Saved entries:
-- start --
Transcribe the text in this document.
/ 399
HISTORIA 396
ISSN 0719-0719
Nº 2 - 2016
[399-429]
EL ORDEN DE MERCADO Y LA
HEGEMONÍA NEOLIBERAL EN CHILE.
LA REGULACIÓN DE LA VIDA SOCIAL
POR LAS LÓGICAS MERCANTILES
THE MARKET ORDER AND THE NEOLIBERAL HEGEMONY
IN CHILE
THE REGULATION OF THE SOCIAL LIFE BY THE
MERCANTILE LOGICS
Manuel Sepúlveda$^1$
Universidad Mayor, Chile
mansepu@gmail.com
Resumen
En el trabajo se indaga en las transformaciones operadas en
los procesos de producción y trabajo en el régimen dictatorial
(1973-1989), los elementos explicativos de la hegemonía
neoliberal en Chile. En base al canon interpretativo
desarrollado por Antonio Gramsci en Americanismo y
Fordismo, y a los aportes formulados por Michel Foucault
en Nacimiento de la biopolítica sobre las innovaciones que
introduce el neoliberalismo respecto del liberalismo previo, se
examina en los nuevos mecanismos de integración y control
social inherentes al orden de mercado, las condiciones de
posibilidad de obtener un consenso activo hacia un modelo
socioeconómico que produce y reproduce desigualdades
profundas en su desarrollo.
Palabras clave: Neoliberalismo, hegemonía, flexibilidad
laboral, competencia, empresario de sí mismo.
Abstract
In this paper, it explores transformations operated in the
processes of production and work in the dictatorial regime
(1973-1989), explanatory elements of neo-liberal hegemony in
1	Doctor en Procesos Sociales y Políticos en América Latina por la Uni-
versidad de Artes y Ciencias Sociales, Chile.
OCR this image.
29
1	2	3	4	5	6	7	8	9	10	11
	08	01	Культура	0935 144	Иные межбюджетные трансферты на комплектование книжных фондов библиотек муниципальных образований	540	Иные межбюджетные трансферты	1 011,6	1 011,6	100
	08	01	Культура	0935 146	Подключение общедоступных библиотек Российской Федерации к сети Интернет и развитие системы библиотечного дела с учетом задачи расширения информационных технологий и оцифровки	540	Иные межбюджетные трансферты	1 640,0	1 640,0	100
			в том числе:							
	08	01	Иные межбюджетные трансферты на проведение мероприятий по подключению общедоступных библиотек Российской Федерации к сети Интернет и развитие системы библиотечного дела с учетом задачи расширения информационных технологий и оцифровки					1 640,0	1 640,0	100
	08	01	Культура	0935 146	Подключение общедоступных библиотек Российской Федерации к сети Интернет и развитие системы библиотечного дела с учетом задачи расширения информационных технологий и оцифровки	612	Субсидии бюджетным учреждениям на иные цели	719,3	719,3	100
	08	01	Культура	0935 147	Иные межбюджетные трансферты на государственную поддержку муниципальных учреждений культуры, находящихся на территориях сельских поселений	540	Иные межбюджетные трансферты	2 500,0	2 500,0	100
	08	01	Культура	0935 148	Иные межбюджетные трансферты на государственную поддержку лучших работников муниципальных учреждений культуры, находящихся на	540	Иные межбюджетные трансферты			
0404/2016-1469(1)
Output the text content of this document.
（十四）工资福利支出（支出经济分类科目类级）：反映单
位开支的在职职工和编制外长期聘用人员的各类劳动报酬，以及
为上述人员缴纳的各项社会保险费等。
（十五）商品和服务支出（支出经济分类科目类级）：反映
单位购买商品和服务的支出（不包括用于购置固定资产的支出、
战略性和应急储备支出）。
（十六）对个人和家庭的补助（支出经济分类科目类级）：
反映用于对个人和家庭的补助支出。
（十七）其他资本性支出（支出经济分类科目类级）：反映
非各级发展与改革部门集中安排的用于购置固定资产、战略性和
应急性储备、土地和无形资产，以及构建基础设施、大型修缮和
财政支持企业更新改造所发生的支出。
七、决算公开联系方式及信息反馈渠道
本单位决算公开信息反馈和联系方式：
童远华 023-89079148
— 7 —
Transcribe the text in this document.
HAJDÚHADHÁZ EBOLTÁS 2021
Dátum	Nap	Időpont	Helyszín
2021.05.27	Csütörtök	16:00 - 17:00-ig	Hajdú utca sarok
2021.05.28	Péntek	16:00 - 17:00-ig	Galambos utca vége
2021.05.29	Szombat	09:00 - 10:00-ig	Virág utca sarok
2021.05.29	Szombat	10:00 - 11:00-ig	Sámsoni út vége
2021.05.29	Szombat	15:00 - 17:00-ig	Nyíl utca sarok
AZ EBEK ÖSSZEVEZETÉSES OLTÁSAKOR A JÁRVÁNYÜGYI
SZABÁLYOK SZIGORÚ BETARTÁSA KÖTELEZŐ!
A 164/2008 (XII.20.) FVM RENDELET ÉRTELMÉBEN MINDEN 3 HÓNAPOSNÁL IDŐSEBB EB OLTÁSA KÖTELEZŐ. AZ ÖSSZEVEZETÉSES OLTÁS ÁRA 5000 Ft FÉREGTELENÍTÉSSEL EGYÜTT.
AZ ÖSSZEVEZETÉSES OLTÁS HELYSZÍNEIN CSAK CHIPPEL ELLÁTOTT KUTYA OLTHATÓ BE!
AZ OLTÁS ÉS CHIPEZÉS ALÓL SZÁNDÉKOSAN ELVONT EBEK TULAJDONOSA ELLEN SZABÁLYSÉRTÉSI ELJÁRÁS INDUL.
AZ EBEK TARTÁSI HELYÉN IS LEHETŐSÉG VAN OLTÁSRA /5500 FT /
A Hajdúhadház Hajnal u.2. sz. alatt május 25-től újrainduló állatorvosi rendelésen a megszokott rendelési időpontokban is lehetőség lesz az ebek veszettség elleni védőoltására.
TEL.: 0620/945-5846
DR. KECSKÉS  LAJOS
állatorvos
-- end --
Exercise task: From the records above, extract every entry verbatim.

Task response:
Transcribe the text in this document.
/ 399
HISTORIA 396
ISSN 0719-0719
Nº 2 - 2016
[399-429]
EL ORDEN DE MERCADO Y LA
HEGEMONÍA NEOLIBERAL EN CHILE.
LA REGULACIÓN DE LA VIDA SOCIAL
POR LAS LÓGICAS MERCANTILES
THE MARKET ORDER AND THE NEOLIBERAL HEGEMONY
IN CHILE
THE REGULATION OF THE SOCIAL LIFE BY THE
MERCANTILE LOGICS
Manuel Sepúlveda$^1$
Universidad Mayor, Chile
mansepu@gmail.com
Resumen
En el trabajo se indaga en las transformaciones operadas en
los procesos de producción y trabajo en el régimen dictatorial
(1973-1989), los elementos explicativos de la hegemonía
neoliberal en Chile. En base al canon interpretativo
desarrollado por Antonio Gramsci en Americanismo y
Fordismo, y a los aportes formulados por Michel Foucault
en Nacimiento de la biopolítica sobre las innovaciones que
introduce el neoliberalismo respecto del liberalismo previo, se
examina en los nuevos mecanismos de integración y control
social inherentes al orden de mercado, las condiciones de
posibilidad de obtener un consenso activo hacia un modelo
socioeconómico que produce y reproduce desigualdades
profundas en su desarrollo.
Palabras clave: Neoliberalismo, hegemonía, flexibilidad
laboral, competencia, empresario de sí mismo.
Abstract
In this paper, it explores transformations operated in the
processes of production and work in the dictatorial regime
(1973-1989), explanatory elements of neo-liberal hegemony in
1	Doctor en Procesos Sociales y Políticos en América Latina por la Uni-
versidad de Artes y Ciencias Sociales, Chile.
OCR this image.
29
1	2	3	4	5	6	7	8	9	10	11
	08	01	Культура	0935 144	Иные межбюджетные трансферты на комплектование книжных фондов библиотек муниципальных образований	540	Иные межбюджетные трансферты	1 011,6	1 011,6	100
	08	01	Культура	0935 146	Подключение общедоступных библиотек Российской Федерации к сети Интернет и развитие системы библиотечного дела с учетом задачи расширения информационных технологий и оцифровки	540	Иные межбюджетные трансферты	1 640,0	1 640,0	100
			в том числе:							
	08	01	Иные межбюджетные трансферты на проведение мероприятий по подключению общедоступных библиотек Российской Федерации к сети Интернет и развитие системы библиотечного дела с учетом задачи расширения информационных технологий и оцифровки					1 640,0	1 640,0	100
	08	01	Культура	0935 146	Подключение общедоступных библиотек Российской Федерации к сети Интернет и развитие системы библиотечного дела с учетом задачи расширения информационных технологий и оцифровки	612	Субсидии бюджетным учреждениям на иные цели	719,3	719,3	100
	08	01	Культура	0935 147	Иные межбюджетные трансферты на государственную поддержку муниципальных учреждений культуры, находящихся на территориях сельских поселений	540	Иные межбюджетные трансферты	2 500,0	2 500,0	100
	08	01	Культура	0935 148	Иные межбюджетные трансферты на государственную поддержку лучших работников муниципальных учреждений культуры, находящихся на	540	Иные межбюджетные трансферты			
0404/2016-1469(1)
Output the text content of this document.
（十四）工资福利支出（支出经济分类科目类级）：反映单
位开支的在职职工和编制外长期聘用人员的各类劳动报酬，以及
为上述人员缴纳的各项社会保险费等。
（十五）商品和服务支出（支出经济分类科目类级）：反映
单位购买商品和服务的支出（不包括用于购置固定资产的支出、
战略性和应急储备支出）。
（十六）对个人和家庭的补助（支出经济分类科目类级）：
反映用于对个人和家庭的补助支出。
（十七）其他资本性支出（支出经济分类科目类级）：反映
非各级发展与改革部门集中安排的用于购置固定资产、战略性和
应急性储备、土地和无形资产，以及构建基础设施、大型修缮和
财政支持企业更新改造所发生的支出。
七、决算公开联系方式及信息反馈渠道
本单位决算公开信息反馈和联系方式：
童远华 023-89079148
— 7 —
Transcribe the text in this document.
HAJDÚHADHÁZ EBOLTÁS 2021
Dátum	Nap	Időpont	Helyszín
2021.05.27	Csütörtök	16:00 - 17:00-ig	Hajdú utca sarok
2021.05.28	Péntek	16:00 - 17:00-ig	Galambos utca vége
2021.05.29	Szombat	09:00 - 10:00-ig	Virág utca sarok
2021.05.29	Szombat	10:00 - 11:00-ig	Sámsoni út vége
2021.05.29	Szombat	15:00 - 17:00-ig	Nyíl utca sarok
AZ EBEK ÖSSZEVEZETÉSES OLTÁSAKOR A JÁRVÁNYÜGYI
SZABÁLYOK SZIGORÚ BETARTÁSA KÖTELEZŐ!
A 164/2008 (XII.20.) FVM RENDELET ÉRTELMÉBEN MINDEN 3 HÓNAPOSNÁL IDŐSEBB EB OLTÁSA KÖTELEZŐ. AZ ÖSSZEVEZETÉSES OLTÁS ÁRA 5000 Ft FÉREGTELENÍTÉSSEL EGYÜTT.
AZ ÖSSZEVEZETÉSES OLTÁS HELYSZÍNEIN CSAK CHIPPEL ELLÁTOTT KUTYA OLTHATÓ BE!
AZ OLTÁS ÉS CHIPEZÉS ALÓL SZÁNDÉKOSAN ELVONT EBEK TULAJDONOSA ELLEN SZABÁLYSÉRTÉSI ELJÁRÁS INDUL.
AZ EBEK TARTÁSI HELYÉN IS LEHETŐSÉG VAN OLTÁSRA /5500 FT /
A Hajdúhadház Hajnal u.2. sz. alatt május 25-től újrainduló állatorvosi rendelésen a megszokott rendelési időpontokban is lehetőség lesz az ebek veszettség elleni védőoltására.
TEL.: 0620/945-5846
DR. KECSKÉS  LAJOS
állatorvos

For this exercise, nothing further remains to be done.